* _DIRECTIONS_
Quote the entries word for word. Omit the pictures.
━━━ SOURCE DATA ━━━
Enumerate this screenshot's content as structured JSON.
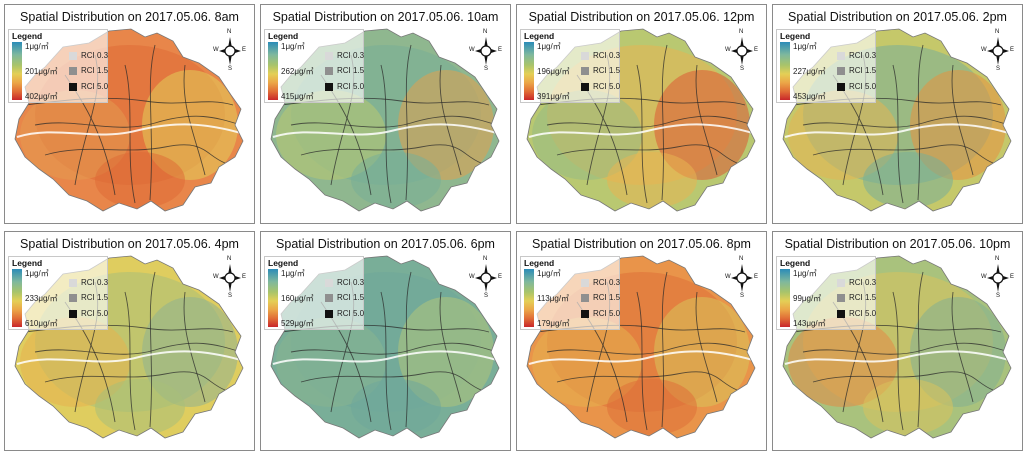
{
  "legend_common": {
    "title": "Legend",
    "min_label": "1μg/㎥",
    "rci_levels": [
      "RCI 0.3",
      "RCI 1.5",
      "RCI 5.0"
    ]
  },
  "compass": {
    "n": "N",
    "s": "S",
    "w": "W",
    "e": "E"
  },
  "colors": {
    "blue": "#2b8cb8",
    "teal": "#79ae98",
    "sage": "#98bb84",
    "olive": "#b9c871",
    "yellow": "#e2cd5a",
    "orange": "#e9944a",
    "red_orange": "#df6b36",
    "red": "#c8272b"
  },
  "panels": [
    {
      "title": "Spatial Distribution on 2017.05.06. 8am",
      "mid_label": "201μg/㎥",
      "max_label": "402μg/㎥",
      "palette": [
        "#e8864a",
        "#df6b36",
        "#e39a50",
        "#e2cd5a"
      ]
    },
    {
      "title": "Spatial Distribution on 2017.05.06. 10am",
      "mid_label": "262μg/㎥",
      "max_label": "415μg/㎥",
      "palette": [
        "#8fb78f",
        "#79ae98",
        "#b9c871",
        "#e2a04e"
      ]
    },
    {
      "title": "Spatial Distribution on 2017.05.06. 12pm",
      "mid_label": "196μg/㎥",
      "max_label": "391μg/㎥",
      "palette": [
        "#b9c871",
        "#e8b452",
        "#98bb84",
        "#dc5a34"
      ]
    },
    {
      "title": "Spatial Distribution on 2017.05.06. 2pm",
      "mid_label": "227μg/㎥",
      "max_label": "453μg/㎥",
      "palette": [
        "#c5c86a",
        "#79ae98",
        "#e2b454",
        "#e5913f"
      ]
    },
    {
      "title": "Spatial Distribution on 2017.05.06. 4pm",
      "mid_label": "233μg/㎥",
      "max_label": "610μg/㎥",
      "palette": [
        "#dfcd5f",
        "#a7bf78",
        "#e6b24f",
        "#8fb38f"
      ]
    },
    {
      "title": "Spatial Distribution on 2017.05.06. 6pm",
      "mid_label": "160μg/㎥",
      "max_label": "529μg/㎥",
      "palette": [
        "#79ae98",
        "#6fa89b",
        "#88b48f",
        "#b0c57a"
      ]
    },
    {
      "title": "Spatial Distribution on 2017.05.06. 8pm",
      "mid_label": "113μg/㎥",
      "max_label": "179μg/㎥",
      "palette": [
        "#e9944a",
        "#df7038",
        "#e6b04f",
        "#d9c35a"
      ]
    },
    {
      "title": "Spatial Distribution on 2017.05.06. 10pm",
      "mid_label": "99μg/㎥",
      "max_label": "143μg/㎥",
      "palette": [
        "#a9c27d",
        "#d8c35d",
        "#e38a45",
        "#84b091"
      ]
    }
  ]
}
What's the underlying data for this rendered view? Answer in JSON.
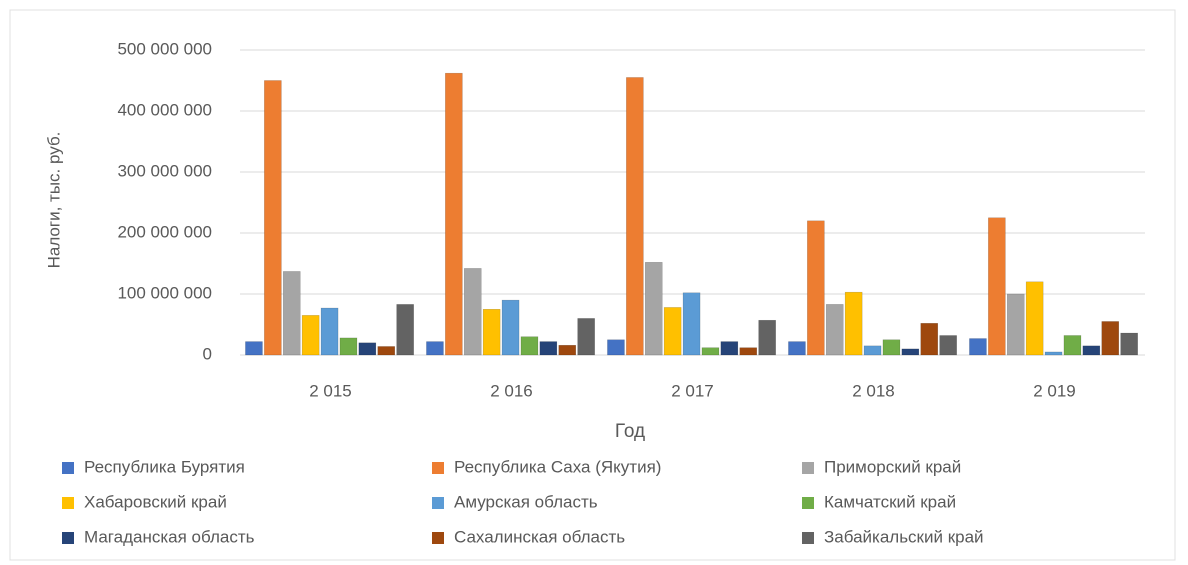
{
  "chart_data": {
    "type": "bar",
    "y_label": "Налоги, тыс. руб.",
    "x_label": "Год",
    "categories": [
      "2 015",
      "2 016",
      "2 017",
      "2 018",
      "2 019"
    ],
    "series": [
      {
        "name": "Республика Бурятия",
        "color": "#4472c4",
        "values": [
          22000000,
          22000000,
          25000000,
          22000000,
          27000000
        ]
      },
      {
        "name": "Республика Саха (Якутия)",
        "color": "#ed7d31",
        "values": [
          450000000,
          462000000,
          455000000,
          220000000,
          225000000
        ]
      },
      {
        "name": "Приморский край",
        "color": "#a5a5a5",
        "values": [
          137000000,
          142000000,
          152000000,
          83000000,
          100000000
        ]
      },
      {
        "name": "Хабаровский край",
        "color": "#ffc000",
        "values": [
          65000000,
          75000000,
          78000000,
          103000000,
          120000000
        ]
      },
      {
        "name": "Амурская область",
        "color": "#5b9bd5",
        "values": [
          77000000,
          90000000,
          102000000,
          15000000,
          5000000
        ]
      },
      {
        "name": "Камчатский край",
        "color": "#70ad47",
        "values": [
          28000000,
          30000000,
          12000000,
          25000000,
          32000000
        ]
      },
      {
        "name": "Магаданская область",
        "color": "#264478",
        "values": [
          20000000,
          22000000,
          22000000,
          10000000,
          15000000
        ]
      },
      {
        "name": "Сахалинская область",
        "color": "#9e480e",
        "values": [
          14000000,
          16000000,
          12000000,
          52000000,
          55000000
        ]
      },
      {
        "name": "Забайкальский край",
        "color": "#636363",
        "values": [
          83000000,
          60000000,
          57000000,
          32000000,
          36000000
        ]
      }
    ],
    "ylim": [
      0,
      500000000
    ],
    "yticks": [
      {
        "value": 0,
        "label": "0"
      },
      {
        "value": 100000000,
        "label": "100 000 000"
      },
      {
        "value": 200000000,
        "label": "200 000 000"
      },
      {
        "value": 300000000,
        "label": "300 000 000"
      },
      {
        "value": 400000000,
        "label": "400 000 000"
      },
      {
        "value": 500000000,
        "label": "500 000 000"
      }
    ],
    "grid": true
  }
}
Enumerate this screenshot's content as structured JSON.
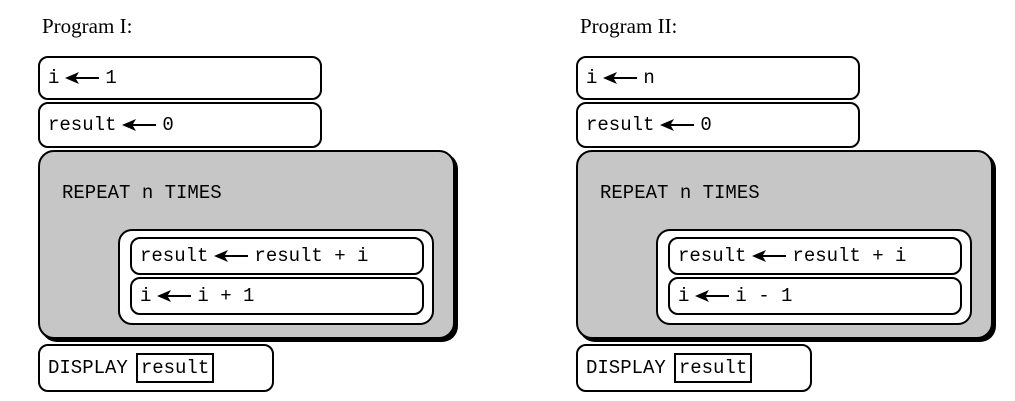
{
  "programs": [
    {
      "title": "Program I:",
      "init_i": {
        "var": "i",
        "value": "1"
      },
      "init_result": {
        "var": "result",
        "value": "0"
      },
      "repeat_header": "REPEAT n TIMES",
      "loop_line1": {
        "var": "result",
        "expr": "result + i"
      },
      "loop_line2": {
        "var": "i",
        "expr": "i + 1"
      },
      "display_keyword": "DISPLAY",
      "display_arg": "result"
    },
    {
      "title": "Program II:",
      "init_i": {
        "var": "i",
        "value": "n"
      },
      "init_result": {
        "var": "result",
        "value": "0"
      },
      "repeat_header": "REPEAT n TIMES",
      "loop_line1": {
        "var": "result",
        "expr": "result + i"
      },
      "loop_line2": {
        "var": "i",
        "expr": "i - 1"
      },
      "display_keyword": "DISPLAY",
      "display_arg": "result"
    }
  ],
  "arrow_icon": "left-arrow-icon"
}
━━━
* _EXERCISE RESPONSE_
Enumerate this screenshot's content as structured JSON.
{
  "legend_common": {
    "title": "Legend",
    "min_label": "1μg/㎥",
    "rci_levels": [
      "RCI 0.3",
      "RCI 1.5",
      "RCI 5.0"
    ]
  },
  "compass": {
    "n": "N",
    "s": "S",
    "w": "W",
    "e": "E"
  },
  "colors": {
    "blue": "#2b8cb8",
    "teal": "#79ae98",
    "sage": "#98bb84",
    "olive": "#b9c871",
    "yellow": "#e2cd5a",
    "orange": "#e9944a",
    "red_orange": "#df6b36",
    "red": "#c8272b"
  },
  "panels": [
    {
      "title": "Spatial Distribution on 2017.05.06. 8am",
      "mid_label": "201μg/㎥",
      "max_label": "402μg/㎥",
      "palette": [
        "#e8864a",
        "#df6b36",
        "#e39a50",
        "#e2cd5a"
      ]
    },
    {
      "title": "Spatial Distribution on 2017.05.06. 10am",
      "mid_label": "262μg/㎥",
      "max_label": "415μg/㎥",
      "palette": [
        "#8fb78f",
        "#79ae98",
        "#b9c871",
        "#e2a04e"
      ]
    },
    {
      "title": "Spatial Distribution on 2017.05.06. 12pm",
      "mid_label": "196μg/㎥",
      "max_label": "391μg/㎥",
      "palette": [
        "#b9c871",
        "#e8b452",
        "#98bb84",
        "#dc5a34"
      ]
    },
    {
      "title": "Spatial Distribution on 2017.05.06. 2pm",
      "mid_label": "227μg/㎥",
      "max_label": "453μg/㎥",
      "palette": [
        "#c5c86a",
        "#79ae98",
        "#e2b454",
        "#e5913f"
      ]
    },
    {
      "title": "Spatial Distribution on 2017.05.06. 4pm",
      "mid_label": "233μg/㎥",
      "max_label": "610μg/㎥",
      "palette": [
        "#dfcd5f",
        "#a7bf78",
        "#e6b24f",
        "#8fb38f"
      ]
    },
    {
      "title": "Spatial Distribution on 2017.05.06. 6pm",
      "mid_label": "160μg/㎥",
      "max_label": "529μg/㎥",
      "palette": [
        "#79ae98",
        "#6fa89b",
        "#88b48f",
        "#b0c57a"
      ]
    },
    {
      "title": "Spatial Distribution on 2017.05.06. 8pm",
      "mid_label": "113μg/㎥",
      "max_label": "179μg/㎥",
      "palette": [
        "#e9944a",
        "#df7038",
        "#e6b04f",
        "#d9c35a"
      ]
    },
    {
      "title": "Spatial Distribution on 2017.05.06. 10pm",
      "mid_label": "99μg/㎥",
      "max_label": "143μg/㎥",
      "palette": [
        "#a9c27d",
        "#d8c35d",
        "#e38a45",
        "#84b091"
      ]
    }
  ]
}
What's the underlying data for this rendered view? Answer in JSON.
{
  "chart_data": {
    "type": "bar",
    "y_label": "Налоги, тыс. руб.",
    "x_label": "Год",
    "categories": [
      "2 015",
      "2 016",
      "2 017",
      "2 018",
      "2 019"
    ],
    "series": [
      {
        "name": "Республика Бурятия",
        "color": "#4472c4",
        "values": [
          22000000,
          22000000,
          25000000,
          22000000,
          27000000
        ]
      },
      {
        "name": "Республика Саха (Якутия)",
        "color": "#ed7d31",
        "values": [
          450000000,
          462000000,
          455000000,
          220000000,
          225000000
        ]
      },
      {
        "name": "Приморский край",
        "color": "#a5a5a5",
        "values": [
          137000000,
          142000000,
          152000000,
          83000000,
          100000000
        ]
      },
      {
        "name": "Хабаровский край",
        "color": "#ffc000",
        "values": [
          65000000,
          75000000,
          78000000,
          103000000,
          120000000
        ]
      },
      {
        "name": "Амурская область",
        "color": "#5b9bd5",
        "values": [
          77000000,
          90000000,
          102000000,
          15000000,
          5000000
        ]
      },
      {
        "name": "Камчатский край",
        "color": "#70ad47",
        "values": [
          28000000,
          30000000,
          12000000,
          25000000,
          32000000
        ]
      },
      {
        "name": "Магаданская область",
        "color": "#264478",
        "values": [
          20000000,
          22000000,
          22000000,
          10000000,
          15000000
        ]
      },
      {
        "name": "Сахалинская область",
        "color": "#9e480e",
        "values": [
          14000000,
          16000000,
          12000000,
          52000000,
          55000000
        ]
      },
      {
        "name": "Забайкальский край",
        "color": "#636363",
        "values": [
          83000000,
          60000000,
          57000000,
          32000000,
          36000000
        ]
      }
    ],
    "ylim": [
      0,
      500000000
    ],
    "yticks": [
      {
        "value": 0,
        "label": "0"
      },
      {
        "value": 100000000,
        "label": "100 000 000"
      },
      {
        "value": 200000000,
        "label": "200 000 000"
      },
      {
        "value": 300000000,
        "label": "300 000 000"
      },
      {
        "value": 400000000,
        "label": "400 000 000"
      },
      {
        "value": 500000000,
        "label": "500 000 000"
      }
    ],
    "grid": true
  }
}
Enumerate this screenshot's content as structured JSON.
{
  "programs": [
    {
      "title": "Program I:",
      "init_i": {
        "var": "i",
        "value": "1"
      },
      "init_result": {
        "var": "result",
        "value": "0"
      },
      "repeat_header": "REPEAT n TIMES",
      "loop_line1": {
        "var": "result",
        "expr": "result + i"
      },
      "loop_line2": {
        "var": "i",
        "expr": "i + 1"
      },
      "display_keyword": "DISPLAY",
      "display_arg": "result"
    },
    {
      "title": "Program II:",
      "init_i": {
        "var": "i",
        "value": "n"
      },
      "init_result": {
        "var": "result",
        "value": "0"
      },
      "repeat_header": "REPEAT n TIMES",
      "loop_line1": {
        "var": "result",
        "expr": "result + i"
      },
      "loop_line2": {
        "var": "i",
        "expr": "i - 1"
      },
      "display_keyword": "DISPLAY",
      "display_arg": "result"
    }
  ],
  "arrow_icon": "left-arrow-icon"
}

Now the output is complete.